Goal –
With the pictures omitted, write out the entries that follow exactly as they stand.

** BEGIN Raw data **

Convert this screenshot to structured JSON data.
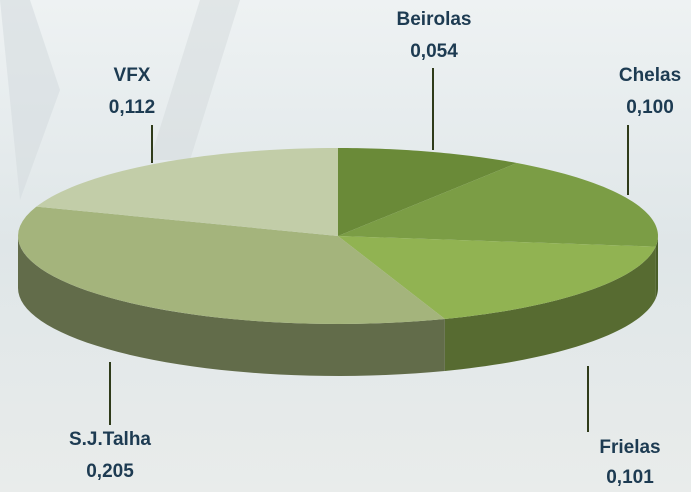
{
  "chart_data": {
    "type": "pie",
    "categories": [
      "Beirolas",
      "Chelas",
      "Frielas",
      "S.J.Talha",
      "VFX"
    ],
    "values": [
      0.054,
      0.1,
      0.101,
      0.205,
      0.112
    ],
    "value_labels": [
      "0,054",
      "0,100",
      "0,101",
      "0,205",
      "0,112"
    ],
    "colors": [
      "#6a8a38",
      "#7b9d45",
      "#91b352",
      "#a4b47c",
      "#c2cda8"
    ]
  }
}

** END Raw data **

Reply –
Convert this screenshot to structured JSON data.
{
  "chart_data": {
    "type": "pie",
    "categories": [
      "Beirolas",
      "Chelas",
      "Frielas",
      "S.J.Talha",
      "VFX"
    ],
    "values": [
      0.054,
      0.1,
      0.101,
      0.205,
      0.112
    ],
    "value_labels": [
      "0,054",
      "0,100",
      "0,101",
      "0,205",
      "0,112"
    ],
    "colors": [
      "#6a8a38",
      "#7b9d45",
      "#91b352",
      "#a4b47c",
      "#c2cda8"
    ]
  }
}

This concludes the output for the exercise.